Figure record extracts
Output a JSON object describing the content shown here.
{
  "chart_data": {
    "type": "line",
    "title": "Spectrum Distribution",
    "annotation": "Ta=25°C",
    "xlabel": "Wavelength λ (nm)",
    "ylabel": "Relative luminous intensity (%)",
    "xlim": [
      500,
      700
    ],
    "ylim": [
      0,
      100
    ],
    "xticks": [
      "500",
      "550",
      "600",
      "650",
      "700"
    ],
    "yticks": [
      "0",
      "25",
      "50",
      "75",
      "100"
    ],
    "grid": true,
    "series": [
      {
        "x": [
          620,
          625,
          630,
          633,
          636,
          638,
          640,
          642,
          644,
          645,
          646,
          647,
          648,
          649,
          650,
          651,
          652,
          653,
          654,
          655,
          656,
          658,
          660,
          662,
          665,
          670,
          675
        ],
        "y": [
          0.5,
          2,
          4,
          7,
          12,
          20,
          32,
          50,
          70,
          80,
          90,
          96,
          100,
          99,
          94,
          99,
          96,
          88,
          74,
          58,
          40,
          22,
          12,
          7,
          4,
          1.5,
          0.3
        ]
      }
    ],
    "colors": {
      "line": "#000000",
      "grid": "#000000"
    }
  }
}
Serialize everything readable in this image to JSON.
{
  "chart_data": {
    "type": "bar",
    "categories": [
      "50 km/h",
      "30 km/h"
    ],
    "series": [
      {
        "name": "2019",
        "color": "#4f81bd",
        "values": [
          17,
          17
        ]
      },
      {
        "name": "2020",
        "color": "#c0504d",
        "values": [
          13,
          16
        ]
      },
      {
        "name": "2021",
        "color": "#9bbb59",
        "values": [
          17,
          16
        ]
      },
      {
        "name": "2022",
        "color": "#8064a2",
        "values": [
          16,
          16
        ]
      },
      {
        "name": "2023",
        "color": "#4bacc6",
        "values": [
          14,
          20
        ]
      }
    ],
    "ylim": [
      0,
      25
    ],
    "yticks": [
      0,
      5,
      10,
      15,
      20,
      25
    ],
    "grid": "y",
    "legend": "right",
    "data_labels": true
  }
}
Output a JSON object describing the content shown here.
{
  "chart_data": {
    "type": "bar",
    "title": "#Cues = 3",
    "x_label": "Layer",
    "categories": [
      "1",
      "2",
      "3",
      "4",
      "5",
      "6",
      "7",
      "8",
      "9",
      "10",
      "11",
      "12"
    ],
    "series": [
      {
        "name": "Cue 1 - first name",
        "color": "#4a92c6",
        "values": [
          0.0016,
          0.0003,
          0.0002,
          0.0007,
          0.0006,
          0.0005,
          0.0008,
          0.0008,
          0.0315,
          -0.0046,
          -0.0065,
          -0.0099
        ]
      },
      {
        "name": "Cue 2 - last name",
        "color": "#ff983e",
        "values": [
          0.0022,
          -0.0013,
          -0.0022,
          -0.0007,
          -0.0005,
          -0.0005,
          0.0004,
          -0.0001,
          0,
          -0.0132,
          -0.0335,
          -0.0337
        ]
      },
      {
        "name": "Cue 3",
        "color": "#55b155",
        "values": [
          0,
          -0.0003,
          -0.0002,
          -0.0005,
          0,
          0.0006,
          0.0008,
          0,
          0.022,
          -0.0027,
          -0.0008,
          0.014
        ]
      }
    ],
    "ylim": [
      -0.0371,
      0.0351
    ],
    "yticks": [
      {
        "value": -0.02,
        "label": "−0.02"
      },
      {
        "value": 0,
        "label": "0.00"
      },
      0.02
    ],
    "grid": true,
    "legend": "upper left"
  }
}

- Exercise brief
Transcribe the material above in its entirety. Match it exactly.

- Response for this exercise
Output a JSON object describing the content shown here.
{
  "chart_data": {
    "type": "line",
    "title": "Spectrum Distribution",
    "annotation": "Ta=25°C",
    "xlabel": "Wavelength λ (nm)",
    "ylabel": "Relative luminous intensity (%)",
    "xlim": [
      500,
      700
    ],
    "ylim": [
      0,
      100
    ],
    "xticks": [
      "500",
      "550",
      "600",
      "650",
      "700"
    ],
    "yticks": [
      "0",
      "25",
      "50",
      "75",
      "100"
    ],
    "grid": true,
    "series": [
      {
        "x": [
          620,
          625,
          630,
          633,
          636,
          638,
          640,
          642,
          644,
          645,
          646,
          647,
          648,
          649,
          650,
          651,
          652,
          653,
          654,
          655,
          656,
          658,
          660,
          662,
          665,
          670,
          675
        ],
        "y": [
          0.5,
          2,
          4,
          7,
          12,
          20,
          32,
          50,
          70,
          80,
          90,
          96,
          100,
          99,
          94,
          99,
          96,
          88,
          74,
          58,
          40,
          22,
          12,
          7,
          4,
          1.5,
          0.3
        ]
      }
    ],
    "colors": {
      "line": "#000000",
      "grid": "#000000"
    }
  }
}
Serialize everything readable in this image to JSON.
{
  "chart_data": {
    "type": "bar",
    "categories": [
      "50 km/h",
      "30 km/h"
    ],
    "series": [
      {
        "name": "2019",
        "color": "#4f81bd",
        "values": [
          17,
          17
        ]
      },
      {
        "name": "2020",
        "color": "#c0504d",
        "values": [
          13,
          16
        ]
      },
      {
        "name": "2021",
        "color": "#9bbb59",
        "values": [
          17,
          16
        ]
      },
      {
        "name": "2022",
        "color": "#8064a2",
        "values": [
          16,
          16
        ]
      },
      {
        "name": "2023",
        "color": "#4bacc6",
        "values": [
          14,
          20
        ]
      }
    ],
    "ylim": [
      0,
      25
    ],
    "yticks": [
      0,
      5,
      10,
      15,
      20,
      25
    ],
    "grid": "y",
    "legend": "right",
    "data_labels": true
  }
}
Output a JSON object describing the content shown here.
{
  "chart_data": {
    "type": "bar",
    "title": "#Cues = 3",
    "x_label": "Layer",
    "categories": [
      "1",
      "2",
      "3",
      "4",
      "5",
      "6",
      "7",
      "8",
      "9",
      "10",
      "11",
      "12"
    ],
    "series": [
      {
        "name": "Cue 1 - first name",
        "color": "#4a92c6",
        "values": [
          0.0016,
          0.0003,
          0.0002,
          0.0007,
          0.0006,
          0.0005,
          0.0008,
          0.0008,
          0.0315,
          -0.0046,
          -0.0065,
          -0.0099
        ]
      },
      {
        "name": "Cue 2 - last name",
        "color": "#ff983e",
        "values": [
          0.0022,
          -0.0013,
          -0.0022,
          -0.0007,
          -0.0005,
          -0.0005,
          0.0004,
          -0.0001,
          0,
          -0.0132,
          -0.0335,
          -0.0337
        ]
      },
      {
        "name": "Cue 3",
        "color": "#55b155",
        "values": [
          0,
          -0.0003,
          -0.0002,
          -0.0005,
          0,
          0.0006,
          0.0008,
          0,
          0.022,
          -0.0027,
          -0.0008,
          0.014
        ]
      }
    ],
    "ylim": [
      -0.0371,
      0.0351
    ],
    "yticks": [
      {
        "value": -0.02,
        "label": "−0.02"
      },
      {
        "value": 0,
        "label": "0.00"
      },
      0.02
    ],
    "grid": true,
    "legend": "upper left"
  }
}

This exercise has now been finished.